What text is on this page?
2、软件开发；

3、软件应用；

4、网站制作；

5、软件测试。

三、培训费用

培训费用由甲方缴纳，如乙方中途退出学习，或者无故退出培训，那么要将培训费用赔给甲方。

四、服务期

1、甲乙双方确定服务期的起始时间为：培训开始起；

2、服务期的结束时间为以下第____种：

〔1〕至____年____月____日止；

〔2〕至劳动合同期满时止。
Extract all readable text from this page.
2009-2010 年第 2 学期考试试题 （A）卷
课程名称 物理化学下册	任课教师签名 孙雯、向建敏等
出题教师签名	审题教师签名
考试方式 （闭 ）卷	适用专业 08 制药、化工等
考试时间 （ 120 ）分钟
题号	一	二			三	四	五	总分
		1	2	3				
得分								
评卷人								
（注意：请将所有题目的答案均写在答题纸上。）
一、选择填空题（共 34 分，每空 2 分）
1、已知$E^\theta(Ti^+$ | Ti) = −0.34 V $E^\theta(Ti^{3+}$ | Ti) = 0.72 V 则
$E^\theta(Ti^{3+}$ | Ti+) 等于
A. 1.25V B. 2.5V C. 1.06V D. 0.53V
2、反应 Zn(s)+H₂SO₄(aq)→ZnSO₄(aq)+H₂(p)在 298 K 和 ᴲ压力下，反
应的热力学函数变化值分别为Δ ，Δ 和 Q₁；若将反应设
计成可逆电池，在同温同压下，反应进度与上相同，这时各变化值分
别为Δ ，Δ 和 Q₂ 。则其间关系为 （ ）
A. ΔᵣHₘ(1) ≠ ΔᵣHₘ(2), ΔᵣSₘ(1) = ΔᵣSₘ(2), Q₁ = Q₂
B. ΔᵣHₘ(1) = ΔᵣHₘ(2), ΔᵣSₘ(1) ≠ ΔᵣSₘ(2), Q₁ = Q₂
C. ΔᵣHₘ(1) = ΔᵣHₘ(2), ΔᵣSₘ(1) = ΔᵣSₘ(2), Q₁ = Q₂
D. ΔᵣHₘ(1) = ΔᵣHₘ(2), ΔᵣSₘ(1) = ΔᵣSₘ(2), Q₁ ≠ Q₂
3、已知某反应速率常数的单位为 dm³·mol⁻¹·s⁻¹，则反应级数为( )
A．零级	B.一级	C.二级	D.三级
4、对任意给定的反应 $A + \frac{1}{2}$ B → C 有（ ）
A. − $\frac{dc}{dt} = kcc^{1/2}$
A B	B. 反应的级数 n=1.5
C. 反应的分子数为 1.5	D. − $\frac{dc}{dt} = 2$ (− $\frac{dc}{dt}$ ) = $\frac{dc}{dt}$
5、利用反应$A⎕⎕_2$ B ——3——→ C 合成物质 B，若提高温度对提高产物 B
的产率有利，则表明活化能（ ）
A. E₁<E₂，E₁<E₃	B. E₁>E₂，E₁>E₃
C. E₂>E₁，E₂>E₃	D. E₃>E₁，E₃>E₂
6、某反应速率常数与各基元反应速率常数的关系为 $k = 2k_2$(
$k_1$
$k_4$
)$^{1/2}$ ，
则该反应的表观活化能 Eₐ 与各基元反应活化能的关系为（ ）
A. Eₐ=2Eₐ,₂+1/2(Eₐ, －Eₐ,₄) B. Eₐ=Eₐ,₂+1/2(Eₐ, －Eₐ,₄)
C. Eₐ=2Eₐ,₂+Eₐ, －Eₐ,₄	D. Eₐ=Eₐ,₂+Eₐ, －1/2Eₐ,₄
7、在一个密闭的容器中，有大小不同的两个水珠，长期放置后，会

_ _ _ _ _

◆ **WORK TO BE COMPLETED**: The lines above should be duplicated exactly.

◆ **THE ANSWER**:
What text is on this page?
2、软件开发；

3、软件应用；

4、网站制作；

5、软件测试。

三、培训费用

培训费用由甲方缴纳，如乙方中途退出学习，或者无故退出培训，那么要将培训费用赔给甲方。

四、服务期

1、甲乙双方确定服务期的起始时间为：培训开始起；

2、服务期的结束时间为以下第____种：

〔1〕至____年____月____日止；

〔2〕至劳动合同期满时止。
Extract all readable text from this page.
2009-2010 年第 2 学期考试试题 （A）卷
课程名称 物理化学下册	任课教师签名 孙雯、向建敏等
出题教师签名	审题教师签名
考试方式 （闭 ）卷	适用专业 08 制药、化工等
考试时间 （ 120 ）分钟
题号	一	二			三	四	五	总分
		1	2	3				
得分								
评卷人								
（注意：请将所有题目的答案均写在答题纸上。）
一、选择填空题（共 34 分，每空 2 分）
1、已知$E^\theta(Ti^+$ | Ti) = −0.34 V $E^\theta(Ti^{3+}$ | Ti) = 0.72 V 则
$E^\theta(Ti^{3+}$ | Ti+) 等于
A. 1.25V B. 2.5V C. 1.06V D. 0.53V
2、反应 Zn(s)+H₂SO₄(aq)→ZnSO₄(aq)+H₂(p)在 298 K 和 ᴲ压力下，反
应的热力学函数变化值分别为Δ ，Δ 和 Q₁；若将反应设
计成可逆电池，在同温同压下，反应进度与上相同，这时各变化值分
别为Δ ，Δ 和 Q₂ 。则其间关系为 （ ）
A. ΔᵣHₘ(1) ≠ ΔᵣHₘ(2), ΔᵣSₘ(1) = ΔᵣSₘ(2), Q₁ = Q₂
B. ΔᵣHₘ(1) = ΔᵣHₘ(2), ΔᵣSₘ(1) ≠ ΔᵣSₘ(2), Q₁ = Q₂
C. ΔᵣHₘ(1) = ΔᵣHₘ(2), ΔᵣSₘ(1) = ΔᵣSₘ(2), Q₁ = Q₂
D. ΔᵣHₘ(1) = ΔᵣHₘ(2), ΔᵣSₘ(1) = ΔᵣSₘ(2), Q₁ ≠ Q₂
3、已知某反应速率常数的单位为 dm³·mol⁻¹·s⁻¹，则反应级数为( )
A．零级	B.一级	C.二级	D.三级
4、对任意给定的反应 $A + \frac{1}{2}$ B → C 有（ ）
A. − $\frac{dc}{dt} = kcc^{1/2}$
A B	B. 反应的级数 n=1.5
C. 反应的分子数为 1.5	D. − $\frac{dc}{dt} = 2$ (− $\frac{dc}{dt}$ ) = $\frac{dc}{dt}$
5、利用反应$A⎕⎕_2$ B ——3——→ C 合成物质 B，若提高温度对提高产物 B
的产率有利，则表明活化能（ ）
A. E₁<E₂，E₁<E₃	B. E₁>E₂，E₁>E₃
C. E₂>E₁，E₂>E₃	D. E₃>E₁，E₃>E₂
6、某反应速率常数与各基元反应速率常数的关系为 $k = 2k_2$(
$k_1$
$k_4$
)$^{1/2}$ ，
则该反应的表观活化能 Eₐ 与各基元反应活化能的关系为（ ）
A. Eₐ=2Eₐ,₂+1/2(Eₐ, －Eₐ,₄) B. Eₐ=Eₐ,₂+1/2(Eₐ, －Eₐ,₄)
C. Eₐ=2Eₐ,₂+Eₐ, －Eₐ,₄	D. Eₐ=Eₐ,₂+Eₐ, －1/2Eₐ,₄
7、在一个密闭的容器中，有大小不同的两个水珠，长期放置后，会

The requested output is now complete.